[EXERCISE GOAL] Transcribe every entry below word for word, but skip the pictures.

[INPUT ROWS]

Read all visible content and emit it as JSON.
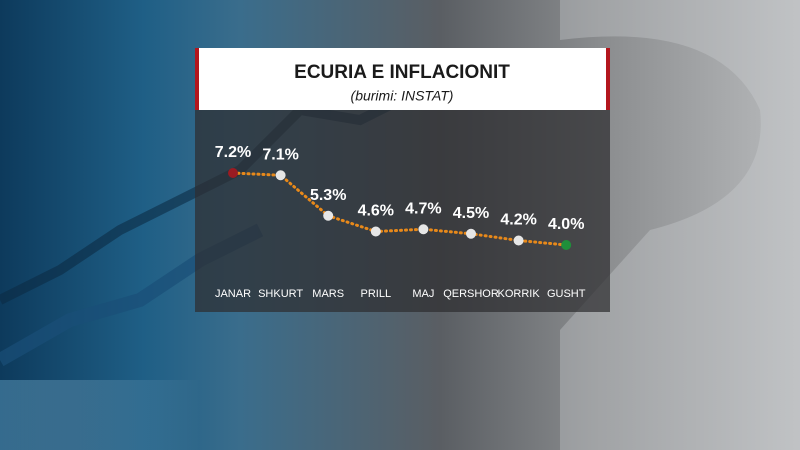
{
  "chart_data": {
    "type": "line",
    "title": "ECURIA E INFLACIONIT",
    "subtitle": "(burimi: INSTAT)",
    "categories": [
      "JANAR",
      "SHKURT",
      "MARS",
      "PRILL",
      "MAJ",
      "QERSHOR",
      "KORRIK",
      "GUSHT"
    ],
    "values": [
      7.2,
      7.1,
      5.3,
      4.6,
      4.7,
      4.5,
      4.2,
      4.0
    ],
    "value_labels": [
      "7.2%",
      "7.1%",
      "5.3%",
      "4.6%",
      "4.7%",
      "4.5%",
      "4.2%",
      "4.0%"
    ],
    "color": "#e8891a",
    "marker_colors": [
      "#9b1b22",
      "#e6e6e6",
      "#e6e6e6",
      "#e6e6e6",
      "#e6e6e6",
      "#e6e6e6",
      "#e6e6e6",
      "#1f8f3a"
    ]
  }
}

[ANSWER]
Read all visible content and emit it as JSON.
{
  "chart_data": {
    "type": "line",
    "title": "ECURIA E INFLACIONIT",
    "subtitle": "(burimi: INSTAT)",
    "categories": [
      "JANAR",
      "SHKURT",
      "MARS",
      "PRILL",
      "MAJ",
      "QERSHOR",
      "KORRIK",
      "GUSHT"
    ],
    "values": [
      7.2,
      7.1,
      5.3,
      4.6,
      4.7,
      4.5,
      4.2,
      4.0
    ],
    "value_labels": [
      "7.2%",
      "7.1%",
      "5.3%",
      "4.6%",
      "4.7%",
      "4.5%",
      "4.2%",
      "4.0%"
    ],
    "color": "#e8891a",
    "marker_colors": [
      "#9b1b22",
      "#e6e6e6",
      "#e6e6e6",
      "#e6e6e6",
      "#e6e6e6",
      "#e6e6e6",
      "#e6e6e6",
      "#1f8f3a"
    ]
  }
}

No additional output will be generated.